EXERCISE PROMPT – Every record should be written out exactly, please.

MATERIALS PROVIDED –
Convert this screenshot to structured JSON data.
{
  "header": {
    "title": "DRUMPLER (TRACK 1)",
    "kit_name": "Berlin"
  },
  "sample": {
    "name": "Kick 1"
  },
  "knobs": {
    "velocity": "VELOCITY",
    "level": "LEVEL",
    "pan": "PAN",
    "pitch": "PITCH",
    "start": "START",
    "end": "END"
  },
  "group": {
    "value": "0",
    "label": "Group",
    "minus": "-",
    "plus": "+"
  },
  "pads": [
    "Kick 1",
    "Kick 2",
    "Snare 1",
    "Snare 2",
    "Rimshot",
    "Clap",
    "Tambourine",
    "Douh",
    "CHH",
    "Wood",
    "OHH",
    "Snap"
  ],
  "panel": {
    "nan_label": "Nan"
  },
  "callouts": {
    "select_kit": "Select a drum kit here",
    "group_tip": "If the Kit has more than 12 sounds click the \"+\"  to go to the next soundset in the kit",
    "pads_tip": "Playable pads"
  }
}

FINAL RESULT –
Convert this screenshot to structured JSON data.
{
  "header": {
    "title": "DRUMPLER (TRACK 1)",
    "kit_name": "Berlin"
  },
  "sample": {
    "name": "Kick 1"
  },
  "knobs": {
    "velocity": "VELOCITY",
    "level": "LEVEL",
    "pan": "PAN",
    "pitch": "PITCH",
    "start": "START",
    "end": "END"
  },
  "group": {
    "value": "0",
    "label": "Group",
    "minus": "-",
    "plus": "+"
  },
  "pads": [
    "Kick 1",
    "Kick 2",
    "Snare 1",
    "Snare 2",
    "Rimshot",
    "Clap",
    "Tambourine",
    "Douh",
    "CHH",
    "Wood",
    "OHH",
    "Snap"
  ],
  "panel": {
    "nan_label": "Nan"
  },
  "callouts": {
    "select_kit": "Select a drum kit here",
    "group_tip": "If the Kit has more than 12 sounds click the \"+\"  to go to the next soundset in the kit",
    "pads_tip": "Playable pads"
  }
}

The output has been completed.